++++ READING PASSAGE

The butterfly effect
1561
Jean Nicot, the French ambassador in Lisbon, sends Catherine de Medici, queen consort of France, a gift of ground tobacco to treat her persistent headaches. Medici is delighted with it, and the fashion for taking snuff spreads throughout the French court and across Europe. The drug nicotine will later be named after Nicot.
1730
The first snuff mills are constructed in the British colony of Virginia on the east coast of North America and later spread across the continent.
1812
British soldiers destroy a snuff mill in New Egypt, New Jersey, in the war of 1812. Mill owner Christopher Foulks moves to St Louis, Missouri, and sets up a new tobacco business. In the late 1860s it creates the first ever blended cigarettes from a combination of Virginia and Turkish tobacco.
1912
The company, now called Liggett & Myers, begins to produce Chesterfield cigarettes in a factory in North Carolina. The Turkish-Virginia blend, whose logo gives a nod to Turkey’s Hagia Sophia, will go on to become the second biggest US cigarette brand, endorsed by the likes of Lauren Bacall and Ronald Reagan under the slogan “They Satisfy”.
1942
Talent agent Doug Storer hears Perry Como on a CBS radio show and thinks he would be perfect for a new radio programme that is being planned. Como agrees to record a trial version of the show, which Storer takes to the advertising company that runs the Chesterfield cigarettes account. After initial doubts about Como, Chesterfield agrees to sponsor the production.
1944
Como is the launch host of The Chesterfield Supper Club radio show. It is a great success and moves to television in 1948. Como will go on to host TV shows and specials for almost 50 years, becoming one of America’s best-loved entertainers.
1961
Record producers Hugo Peretti and Luigi Creatore discover a woman that they think is going to be a star in the background of one of Perry Como’s TV shows. Excitedly they ask singer-songwriter Sam Cooke to write a song for her, but after hearing the woman sing the result, ‘Cupid’, they decide that Cooke should record it himself. Cooke’s version is a hit.

++++++++

◆ EXERCISE SET:
A) Please repeat the part of the butterfly effect timeline between "The butterfly effect" and "and Turkish tobacco.", inclusive.
B) Pick up the butterfly effect timeline after its last sentence and carry it on.
The lines that come next were taken from a different source.

++++ DATASET CONTENT

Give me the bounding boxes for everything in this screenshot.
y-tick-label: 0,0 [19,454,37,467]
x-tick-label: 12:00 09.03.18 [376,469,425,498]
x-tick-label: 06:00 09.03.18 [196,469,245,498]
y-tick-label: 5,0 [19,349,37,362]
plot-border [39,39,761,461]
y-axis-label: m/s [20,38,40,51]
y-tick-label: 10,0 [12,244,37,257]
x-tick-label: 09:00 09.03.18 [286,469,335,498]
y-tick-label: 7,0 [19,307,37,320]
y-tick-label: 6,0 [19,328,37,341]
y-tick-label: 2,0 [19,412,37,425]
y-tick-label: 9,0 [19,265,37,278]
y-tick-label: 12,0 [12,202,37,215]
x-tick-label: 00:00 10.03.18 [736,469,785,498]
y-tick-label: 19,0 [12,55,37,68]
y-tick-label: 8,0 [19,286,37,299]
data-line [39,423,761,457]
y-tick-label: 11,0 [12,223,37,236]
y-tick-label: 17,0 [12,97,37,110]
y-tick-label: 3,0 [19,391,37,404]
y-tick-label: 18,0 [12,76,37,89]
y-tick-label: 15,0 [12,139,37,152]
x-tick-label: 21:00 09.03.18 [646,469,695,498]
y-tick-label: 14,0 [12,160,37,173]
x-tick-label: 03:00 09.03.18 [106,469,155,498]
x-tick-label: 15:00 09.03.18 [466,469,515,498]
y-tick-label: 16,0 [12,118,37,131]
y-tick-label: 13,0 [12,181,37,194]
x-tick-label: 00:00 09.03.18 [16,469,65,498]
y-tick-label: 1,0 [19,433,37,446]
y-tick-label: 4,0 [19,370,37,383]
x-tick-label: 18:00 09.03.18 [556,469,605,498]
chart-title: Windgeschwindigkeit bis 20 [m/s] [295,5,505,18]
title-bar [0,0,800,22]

++++++++

◆ WRITTEN RESPONSES:
A)
The butterfly effect
1561
Jean Nicot, the French ambassador in Lisbon, sends Catherine de Medici, queen consort of France, a gift of ground tobacco to treat her persistent headaches. Medici is delighted with it, and the fashion for taking snuff spreads throughout the French court and across Europe. The drug nicotine will later be named after Nicot.
1730
The first snuff mills are constructed in the British colony of Virginia on the east coast of North America and later spread across the continent.
1812
British soldiers destroy a snuff mill in New Egypt, New Jersey, in the war of 1812. Mill owner Christopher Foulks moves to St Louis, Missouri, and sets up a new tobacco business. In the late 1860s it creates the first ever blended cigarettes from a combination of Virginia and Turkish tobacco.

B)
1961
Twelve-year-old Californian Steve Perry is being driven in his mother’s Thunderbird in Pismo Beach when ‘Cupid’ comes on the radio. “I was just captivated with every single thing that I was hearing,” he would later tell Rolling Stone. “It was tunnel vision, and tunnel listening, on that song. Sam Cooke just completely captivated me.” He decides he has to become a singer.
1977
After forming a series of bands that fail to get record deals, Perry decides to end his singing career and return home to work on his stepfather’s turkey ranch. But Herbie Herbert, manager of prog rock band Journey, hears one of Perry’s demos and auditions him to replace singer Robert Fleischmann. Perry gets the gig and with its new frontman, Journey becomes a hugely successful arena rock band.
1981
Journey releases Escape, which goes on to become its biggest studio album, selling more than 12 million copies and topping the US Billboard 200 chart. It contains four hit singles: ‘Open Arms,’ ‘Who’s Crying Now’, ‘Still They Ride’ and ‘Don’t Stop Believin’’, which goes on to become the most downloaded song from the 20th century.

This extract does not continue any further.